• **PROBLEM**
Images excluded, repeat each entry below exactly.

>> Begin

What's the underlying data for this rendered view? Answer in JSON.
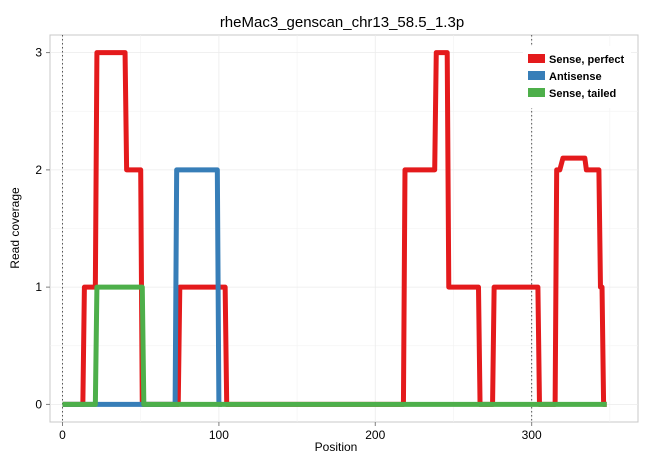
{
  "chart_data": {
    "type": "line",
    "title": "rheMac3_genscan_chr13_58.5_1.3p",
    "xlabel": "Position",
    "ylabel": "Read coverage",
    "xlim": [
      -8,
      368
    ],
    "ylim": [
      -0.15,
      3.15
    ],
    "x_ticks": [
      0,
      100,
      200,
      300
    ],
    "y_ticks": [
      0,
      1,
      2,
      3
    ],
    "vlines": [
      0,
      300
    ],
    "grid": true,
    "legend_position": "top-right",
    "series": [
      {
        "name": "Sense, perfect",
        "color": "#e41a1c",
        "x": [
          0,
          13,
          14,
          21,
          22,
          40,
          41,
          50,
          51,
          70,
          74,
          75,
          104,
          105,
          218,
          219,
          238,
          239,
          246,
          247,
          266,
          267,
          274,
          275,
          275,
          276,
          304,
          305,
          315,
          316,
          318,
          320,
          334,
          335,
          343,
          344,
          345,
          346,
          348
        ],
        "y": [
          0,
          0,
          1,
          1,
          3,
          3,
          2,
          2,
          0,
          0,
          0,
          1,
          1,
          0,
          0,
          2,
          2,
          3,
          3,
          1,
          1,
          0,
          0,
          0,
          0,
          1,
          1,
          0,
          0,
          2,
          2,
          2.1,
          2.1,
          2,
          2,
          1,
          1,
          0,
          0
        ]
      },
      {
        "name": "Antisense",
        "color": "#377eb8",
        "x": [
          0,
          72,
          73,
          99,
          100,
          102
        ],
        "y": [
          0,
          0,
          2,
          2,
          0,
          0
        ]
      },
      {
        "name": "Sense, tailed",
        "color": "#4daf4a",
        "x": [
          0,
          21,
          22,
          51,
          52,
          348
        ],
        "y": [
          0,
          0,
          1,
          1,
          0,
          0
        ]
      }
    ]
  }
}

>> End

• **RESPONSE TO THIS EXERCISE**
What's the underlying data for this rendered view? Answer in JSON.
{
  "chart_data": {
    "type": "line",
    "title": "rheMac3_genscan_chr13_58.5_1.3p",
    "xlabel": "Position",
    "ylabel": "Read coverage",
    "xlim": [
      -8,
      368
    ],
    "ylim": [
      -0.15,
      3.15
    ],
    "x_ticks": [
      0,
      100,
      200,
      300
    ],
    "y_ticks": [
      0,
      1,
      2,
      3
    ],
    "vlines": [
      0,
      300
    ],
    "grid": true,
    "legend_position": "top-right",
    "series": [
      {
        "name": "Sense, perfect",
        "color": "#e41a1c",
        "x": [
          0,
          13,
          14,
          21,
          22,
          40,
          41,
          50,
          51,
          70,
          74,
          75,
          104,
          105,
          218,
          219,
          238,
          239,
          246,
          247,
          266,
          267,
          274,
          275,
          275,
          276,
          304,
          305,
          315,
          316,
          318,
          320,
          334,
          335,
          343,
          344,
          345,
          346,
          348
        ],
        "y": [
          0,
          0,
          1,
          1,
          3,
          3,
          2,
          2,
          0,
          0,
          0,
          1,
          1,
          0,
          0,
          2,
          2,
          3,
          3,
          1,
          1,
          0,
          0,
          0,
          0,
          1,
          1,
          0,
          0,
          2,
          2,
          2.1,
          2.1,
          2,
          2,
          1,
          1,
          0,
          0
        ]
      },
      {
        "name": "Antisense",
        "color": "#377eb8",
        "x": [
          0,
          72,
          73,
          99,
          100,
          102
        ],
        "y": [
          0,
          0,
          2,
          2,
          0,
          0
        ]
      },
      {
        "name": "Sense, tailed",
        "color": "#4daf4a",
        "x": [
          0,
          21,
          22,
          51,
          52,
          348
        ],
        "y": [
          0,
          0,
          1,
          1,
          0,
          0
        ]
      }
    ]
  }
}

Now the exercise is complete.